## Begin DATA PROVIDED

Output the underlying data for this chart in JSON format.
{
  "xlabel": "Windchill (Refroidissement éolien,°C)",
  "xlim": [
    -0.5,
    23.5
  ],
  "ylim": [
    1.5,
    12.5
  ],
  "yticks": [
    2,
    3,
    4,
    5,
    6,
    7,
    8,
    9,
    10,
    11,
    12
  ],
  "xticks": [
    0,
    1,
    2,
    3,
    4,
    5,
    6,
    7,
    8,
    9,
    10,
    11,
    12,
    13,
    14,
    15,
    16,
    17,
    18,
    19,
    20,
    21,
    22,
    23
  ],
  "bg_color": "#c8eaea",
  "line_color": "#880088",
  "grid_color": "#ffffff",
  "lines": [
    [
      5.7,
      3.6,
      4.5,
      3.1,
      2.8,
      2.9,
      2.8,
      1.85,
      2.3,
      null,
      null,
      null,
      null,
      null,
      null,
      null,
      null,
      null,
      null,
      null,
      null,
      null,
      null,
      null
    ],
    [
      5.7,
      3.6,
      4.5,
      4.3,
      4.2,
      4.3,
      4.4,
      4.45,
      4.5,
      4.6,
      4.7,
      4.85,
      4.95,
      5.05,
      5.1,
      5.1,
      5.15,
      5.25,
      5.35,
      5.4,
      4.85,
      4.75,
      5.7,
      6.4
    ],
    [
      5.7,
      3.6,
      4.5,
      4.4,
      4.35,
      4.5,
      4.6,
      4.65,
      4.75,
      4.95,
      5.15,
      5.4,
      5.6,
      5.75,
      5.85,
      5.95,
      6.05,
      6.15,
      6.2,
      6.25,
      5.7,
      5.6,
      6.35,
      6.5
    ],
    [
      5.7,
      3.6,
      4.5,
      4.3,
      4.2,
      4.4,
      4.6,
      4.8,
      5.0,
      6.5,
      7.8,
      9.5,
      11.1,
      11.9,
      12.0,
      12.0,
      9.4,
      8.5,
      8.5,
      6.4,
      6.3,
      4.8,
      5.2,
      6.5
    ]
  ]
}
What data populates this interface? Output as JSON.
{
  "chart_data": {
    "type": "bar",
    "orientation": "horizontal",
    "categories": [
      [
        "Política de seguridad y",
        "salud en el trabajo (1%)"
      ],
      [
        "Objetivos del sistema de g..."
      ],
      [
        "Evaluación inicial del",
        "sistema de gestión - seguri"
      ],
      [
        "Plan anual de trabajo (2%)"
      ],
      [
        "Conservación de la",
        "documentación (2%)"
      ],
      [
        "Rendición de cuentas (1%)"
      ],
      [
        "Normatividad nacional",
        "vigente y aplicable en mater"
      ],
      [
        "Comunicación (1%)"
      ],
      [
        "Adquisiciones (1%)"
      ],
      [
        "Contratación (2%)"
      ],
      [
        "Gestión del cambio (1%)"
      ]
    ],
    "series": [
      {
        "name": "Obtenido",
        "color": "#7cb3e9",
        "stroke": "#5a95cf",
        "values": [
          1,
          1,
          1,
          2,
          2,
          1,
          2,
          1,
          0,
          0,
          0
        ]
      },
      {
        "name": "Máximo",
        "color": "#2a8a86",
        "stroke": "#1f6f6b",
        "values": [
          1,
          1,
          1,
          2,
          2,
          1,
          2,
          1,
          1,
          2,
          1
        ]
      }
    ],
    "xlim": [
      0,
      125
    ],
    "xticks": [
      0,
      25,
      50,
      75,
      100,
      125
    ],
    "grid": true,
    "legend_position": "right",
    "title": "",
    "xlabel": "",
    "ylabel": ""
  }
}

## End DATA PROVIDED

[GIVEN EXERCISE]
In the listing above, how many lines hold the word "xlabel"? Give the number and nothing more.

[FINAL RESULT]
2